WHAT YOU NEED TO DO:
In your copy, reproduce the entries exactly as they are, minus the images.

Figure contents as structured data:
·····

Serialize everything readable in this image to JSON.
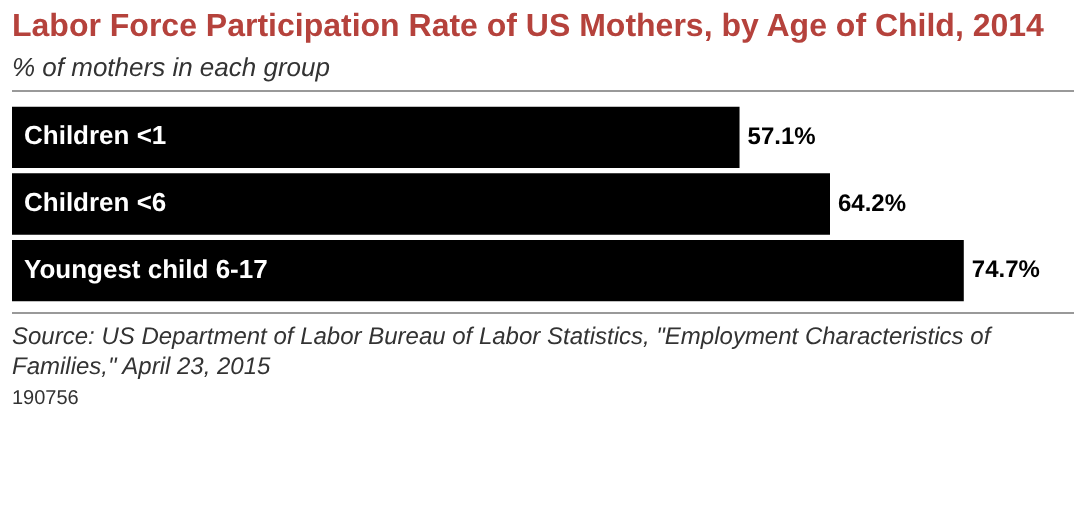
{
  "chart_data": {
    "type": "bar",
    "orientation": "horizontal",
    "title": "Labor Force Participation Rate of US Mothers, by Age of Child, 2014",
    "subtitle": "% of mothers in each group",
    "categories": [
      "Children <1",
      "Children <6",
      "Youngest child 6-17"
    ],
    "values": [
      57.1,
      64.2,
      74.7
    ],
    "color": "#000000",
    "data_labels": true,
    "value_labels": [
      "57.1%",
      "64.2%",
      "74.7%"
    ],
    "annotations": [
      "Source: US Department of Labor Bureau of Labor Statistics, \"Employment Characteristics of Families,\" April 23, 2015",
      "190756"
    ]
  }
}
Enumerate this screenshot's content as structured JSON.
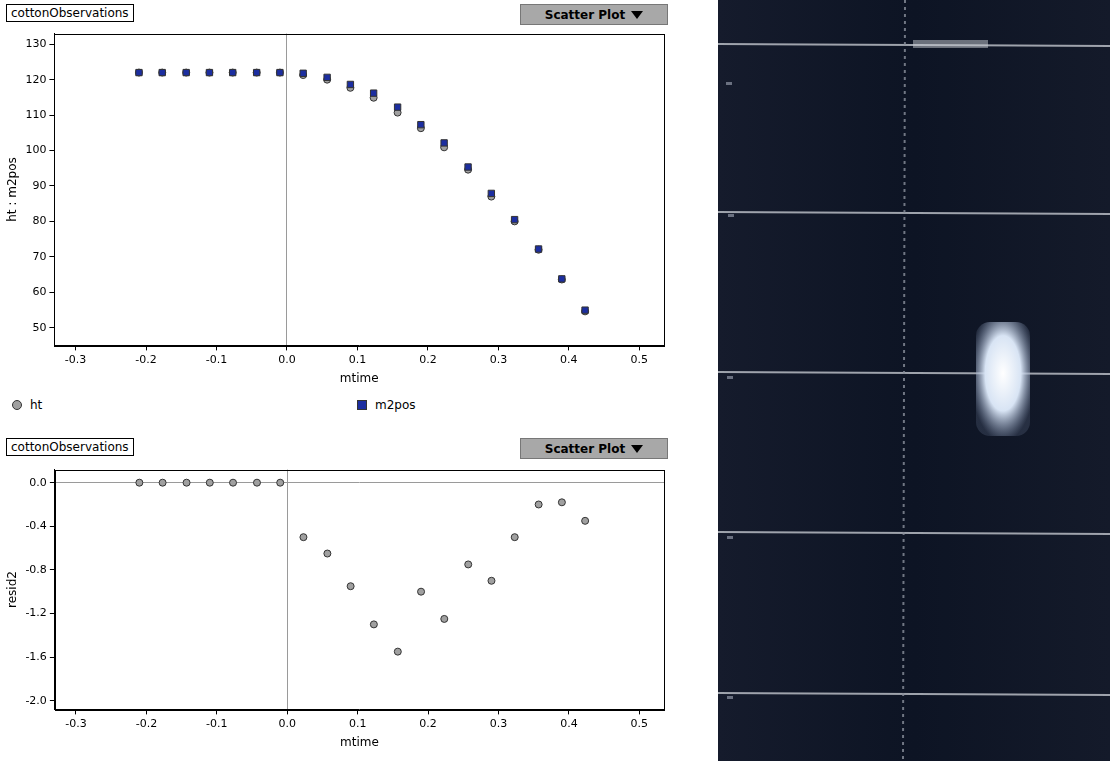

·····

ANSWER TO THIS EXERCISE:
Serialize everything readable in this image to JSON.
{
  "chart_data": {
    "type": "bar",
    "orientation": "horizontal",
    "title": "Labor Force Participation Rate of US Mothers, by Age of Child, 2014",
    "subtitle": "% of mothers in each group",
    "categories": [
      "Children <1",
      "Children <6",
      "Youngest child 6-17"
    ],
    "values": [
      57.1,
      64.2,
      74.7
    ],
    "color": "#000000",
    "data_labels": true,
    "value_labels": [
      "57.1%",
      "64.2%",
      "74.7%"
    ],
    "annotations": [
      "Source: US Department of Labor Bureau of Labor Statistics, \"Employment Characteristics of Families,\" April 23, 2015",
      "190756"
    ]
  }
}
Enumerate this screenshot's content as structured JSON.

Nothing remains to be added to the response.